>> START Raw records
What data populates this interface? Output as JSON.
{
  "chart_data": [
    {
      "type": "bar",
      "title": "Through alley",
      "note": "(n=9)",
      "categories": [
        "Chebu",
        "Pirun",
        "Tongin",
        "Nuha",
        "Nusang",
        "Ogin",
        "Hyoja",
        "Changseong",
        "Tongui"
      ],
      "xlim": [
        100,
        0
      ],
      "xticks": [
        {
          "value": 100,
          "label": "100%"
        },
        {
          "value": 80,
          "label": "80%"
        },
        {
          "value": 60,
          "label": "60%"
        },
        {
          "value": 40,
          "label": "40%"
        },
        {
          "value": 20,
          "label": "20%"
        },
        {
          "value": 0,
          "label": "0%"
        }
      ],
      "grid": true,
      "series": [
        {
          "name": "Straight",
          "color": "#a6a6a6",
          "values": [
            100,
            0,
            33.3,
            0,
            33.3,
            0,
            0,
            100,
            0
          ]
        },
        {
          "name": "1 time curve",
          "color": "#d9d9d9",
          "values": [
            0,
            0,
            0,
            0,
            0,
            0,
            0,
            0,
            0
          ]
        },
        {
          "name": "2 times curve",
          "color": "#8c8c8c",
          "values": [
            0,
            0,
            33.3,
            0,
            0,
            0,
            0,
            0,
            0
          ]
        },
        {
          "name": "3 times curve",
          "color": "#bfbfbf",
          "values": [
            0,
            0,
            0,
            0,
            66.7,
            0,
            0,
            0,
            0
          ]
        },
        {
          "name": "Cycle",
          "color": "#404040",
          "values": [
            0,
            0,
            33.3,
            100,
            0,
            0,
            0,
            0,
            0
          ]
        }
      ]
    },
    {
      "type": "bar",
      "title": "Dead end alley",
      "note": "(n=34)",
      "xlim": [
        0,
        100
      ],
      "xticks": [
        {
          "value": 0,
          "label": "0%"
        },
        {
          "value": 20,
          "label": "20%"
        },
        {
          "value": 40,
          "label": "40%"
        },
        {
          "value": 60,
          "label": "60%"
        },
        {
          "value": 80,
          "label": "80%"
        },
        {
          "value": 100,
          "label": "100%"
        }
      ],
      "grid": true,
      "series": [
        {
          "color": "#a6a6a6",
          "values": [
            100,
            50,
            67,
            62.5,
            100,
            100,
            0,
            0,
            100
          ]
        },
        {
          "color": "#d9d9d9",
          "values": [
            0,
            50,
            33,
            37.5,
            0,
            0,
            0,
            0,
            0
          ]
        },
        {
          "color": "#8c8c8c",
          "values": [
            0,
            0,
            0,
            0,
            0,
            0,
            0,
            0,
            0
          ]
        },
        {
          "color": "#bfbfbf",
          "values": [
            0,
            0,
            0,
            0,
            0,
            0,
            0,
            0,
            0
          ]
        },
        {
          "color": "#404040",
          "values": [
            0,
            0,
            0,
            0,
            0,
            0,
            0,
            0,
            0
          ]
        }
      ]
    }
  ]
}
>> END Raw records
Given problem:
Copy each line of the data above without altering a single character.

Solved problem:
What data populates this interface? Output as JSON.
{
  "chart_data": [
    {
      "type": "bar",
      "title": "Through alley",
      "note": "(n=9)",
      "categories": [
        "Chebu",
        "Pirun",
        "Tongin",
        "Nuha",
        "Nusang",
        "Ogin",
        "Hyoja",
        "Changseong",
        "Tongui"
      ],
      "xlim": [
        100,
        0
      ],
      "xticks": [
        {
          "value": 100,
          "label": "100%"
        },
        {
          "value": 80,
          "label": "80%"
        },
        {
          "value": 60,
          "label": "60%"
        },
        {
          "value": 40,
          "label": "40%"
        },
        {
          "value": 20,
          "label": "20%"
        },
        {
          "value": 0,
          "label": "0%"
        }
      ],
      "grid": true,
      "series": [
        {
          "name": "Straight",
          "color": "#a6a6a6",
          "values": [
            100,
            0,
            33.3,
            0,
            33.3,
            0,
            0,
            100,
            0
          ]
        },
        {
          "name": "1 time curve",
          "color": "#d9d9d9",
          "values": [
            0,
            0,
            0,
            0,
            0,
            0,
            0,
            0,
            0
          ]
        },
        {
          "name": "2 times curve",
          "color": "#8c8c8c",
          "values": [
            0,
            0,
            33.3,
            0,
            0,
            0,
            0,
            0,
            0
          ]
        },
        {
          "name": "3 times curve",
          "color": "#bfbfbf",
          "values": [
            0,
            0,
            0,
            0,
            66.7,
            0,
            0,
            0,
            0
          ]
        },
        {
          "name": "Cycle",
          "color": "#404040",
          "values": [
            0,
            0,
            33.3,
            100,
            0,
            0,
            0,
            0,
            0
          ]
        }
      ]
    },
    {
      "type": "bar",
      "title": "Dead end alley",
      "note": "(n=34)",
      "xlim": [
        0,
        100
      ],
      "xticks": [
        {
          "value": 0,
          "label": "0%"
        },
        {
          "value": 20,
          "label": "20%"
        },
        {
          "value": 40,
          "label": "40%"
        },
        {
          "value": 60,
          "label": "60%"
        },
        {
          "value": 80,
          "label": "80%"
        },
        {
          "value": 100,
          "label": "100%"
        }
      ],
      "grid": true,
      "series": [
        {
          "color": "#a6a6a6",
          "values": [
            100,
            50,
            67,
            62.5,
            100,
            100,
            0,
            0,
            100
          ]
        },
        {
          "color": "#d9d9d9",
          "values": [
            0,
            50,
            33,
            37.5,
            0,
            0,
            0,
            0,
            0
          ]
        },
        {
          "color": "#8c8c8c",
          "values": [
            0,
            0,
            0,
            0,
            0,
            0,
            0,
            0,
            0
          ]
        },
        {
          "color": "#bfbfbf",
          "values": [
            0,
            0,
            0,
            0,
            0,
            0,
            0,
            0,
            0
          ]
        },
        {
          "color": "#404040",
          "values": [
            0,
            0,
            0,
            0,
            0,
            0,
            0,
            0,
            0
          ]
        }
      ]
    }
  ]
}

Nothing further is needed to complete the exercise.